Copy out each line that mentions the word "need".

* START EXTRACTED DATA *

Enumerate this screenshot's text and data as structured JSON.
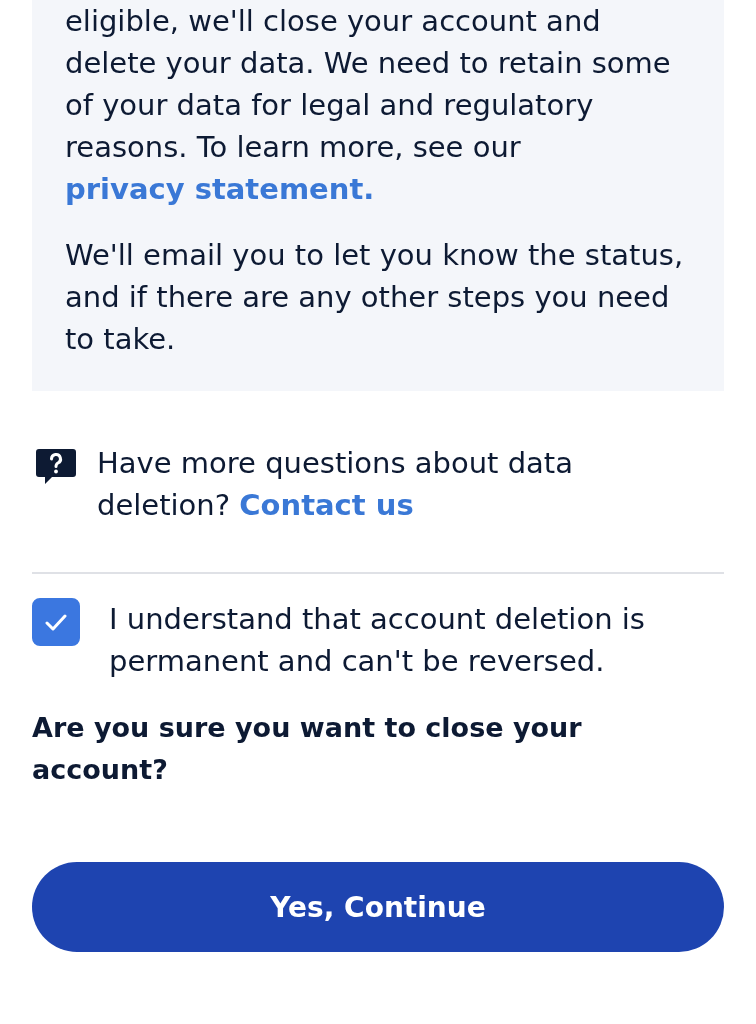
{
  "notice": {
    "paragraphs": [
      {
        "text": "eligible, we'll close your account and delete your data. We need to retain some of your data for legal and regulatory reasons. To learn more, see our",
        "link": "privacy statement."
      },
      {
        "text": "We'll email you to let you know the status, and if there are any other steps you need to take."
      }
    ]
  },
  "help": {
    "text": "Have more questions about data deletion?",
    "link": "Contact us"
  },
  "confirmation": {
    "checked": true,
    "label": "I understand that account deletion is permanent and can't be reversed."
  },
  "question": "Are you sure you want to close your account?",
  "primary_button": {
    "label": "Yes, Continue"
  }
}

* END EXTRACTED DATA *

EXPECTED ANSWER =
        "text": "eligible, we'll close your account and delete your data. We need to retain some of your data for legal and regulatory reasons. To learn more, see our",
        "text": "We'll email you to let you know the status, and if there are any other steps you need to take."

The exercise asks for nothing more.